→ **Exercise material**
>>>>>
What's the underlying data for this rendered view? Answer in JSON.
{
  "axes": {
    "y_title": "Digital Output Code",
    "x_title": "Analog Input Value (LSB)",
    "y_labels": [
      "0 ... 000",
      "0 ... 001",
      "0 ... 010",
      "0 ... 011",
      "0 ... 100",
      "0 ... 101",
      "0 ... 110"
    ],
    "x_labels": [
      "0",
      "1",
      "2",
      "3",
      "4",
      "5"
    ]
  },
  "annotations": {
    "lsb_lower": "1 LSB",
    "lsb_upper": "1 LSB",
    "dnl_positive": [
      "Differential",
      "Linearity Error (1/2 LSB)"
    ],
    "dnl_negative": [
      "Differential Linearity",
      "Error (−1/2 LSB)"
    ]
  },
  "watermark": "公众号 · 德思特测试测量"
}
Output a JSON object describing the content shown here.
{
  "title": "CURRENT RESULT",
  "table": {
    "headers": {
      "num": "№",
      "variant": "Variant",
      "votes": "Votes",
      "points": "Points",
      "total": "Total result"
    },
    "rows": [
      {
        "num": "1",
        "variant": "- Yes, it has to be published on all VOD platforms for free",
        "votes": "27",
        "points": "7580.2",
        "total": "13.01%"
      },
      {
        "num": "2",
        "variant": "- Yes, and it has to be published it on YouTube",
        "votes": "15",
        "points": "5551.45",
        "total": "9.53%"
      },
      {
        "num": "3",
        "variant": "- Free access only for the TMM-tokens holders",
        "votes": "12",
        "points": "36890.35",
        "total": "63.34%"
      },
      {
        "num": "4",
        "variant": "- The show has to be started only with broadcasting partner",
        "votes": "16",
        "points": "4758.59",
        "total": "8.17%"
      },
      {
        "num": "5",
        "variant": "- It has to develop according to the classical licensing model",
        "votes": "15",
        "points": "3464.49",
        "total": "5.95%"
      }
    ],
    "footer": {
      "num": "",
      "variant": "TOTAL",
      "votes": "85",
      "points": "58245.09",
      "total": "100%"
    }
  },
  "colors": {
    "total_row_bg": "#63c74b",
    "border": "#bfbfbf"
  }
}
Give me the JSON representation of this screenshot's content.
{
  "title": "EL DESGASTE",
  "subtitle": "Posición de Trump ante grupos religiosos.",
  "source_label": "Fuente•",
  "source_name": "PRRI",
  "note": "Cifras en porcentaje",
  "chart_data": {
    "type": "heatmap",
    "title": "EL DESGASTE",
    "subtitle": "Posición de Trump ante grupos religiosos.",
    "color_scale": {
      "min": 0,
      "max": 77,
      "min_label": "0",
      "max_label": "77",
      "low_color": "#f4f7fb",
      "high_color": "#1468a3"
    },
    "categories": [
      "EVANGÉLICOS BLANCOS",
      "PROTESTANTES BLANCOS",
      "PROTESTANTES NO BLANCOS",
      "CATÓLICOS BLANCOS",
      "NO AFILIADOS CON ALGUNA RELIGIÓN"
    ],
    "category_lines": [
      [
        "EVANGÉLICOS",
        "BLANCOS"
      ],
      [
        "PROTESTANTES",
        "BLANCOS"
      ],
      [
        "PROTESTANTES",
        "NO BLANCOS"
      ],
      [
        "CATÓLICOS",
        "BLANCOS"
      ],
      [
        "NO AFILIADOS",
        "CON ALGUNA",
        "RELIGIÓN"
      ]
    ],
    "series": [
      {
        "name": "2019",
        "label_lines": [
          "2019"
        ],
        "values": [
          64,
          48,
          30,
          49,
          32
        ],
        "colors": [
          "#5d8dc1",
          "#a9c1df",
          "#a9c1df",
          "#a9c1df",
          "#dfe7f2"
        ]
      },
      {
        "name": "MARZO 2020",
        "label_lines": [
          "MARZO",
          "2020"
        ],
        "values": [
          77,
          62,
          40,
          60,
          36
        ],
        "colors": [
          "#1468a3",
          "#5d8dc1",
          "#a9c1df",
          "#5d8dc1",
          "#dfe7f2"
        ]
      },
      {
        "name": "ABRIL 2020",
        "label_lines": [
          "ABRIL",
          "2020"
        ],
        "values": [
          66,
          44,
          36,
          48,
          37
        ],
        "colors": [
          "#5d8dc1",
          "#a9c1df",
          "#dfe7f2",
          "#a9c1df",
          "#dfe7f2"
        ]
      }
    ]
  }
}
<<<<<
Which lines of the data above contain "variant"? Copy each one.

      "variant": "Variant",
        "variant": "- Yes, it has to be published on all VOD platforms for free",
        "variant": "- Yes, and it has to be published it on YouTube",
        "variant": "- Free access only for the TMM-tokens holders",
        "variant": "- The show has to be started only with broadcasting partner",
        "variant": "- It has to develop according to the classical licensing model",
      "variant": "TOTAL",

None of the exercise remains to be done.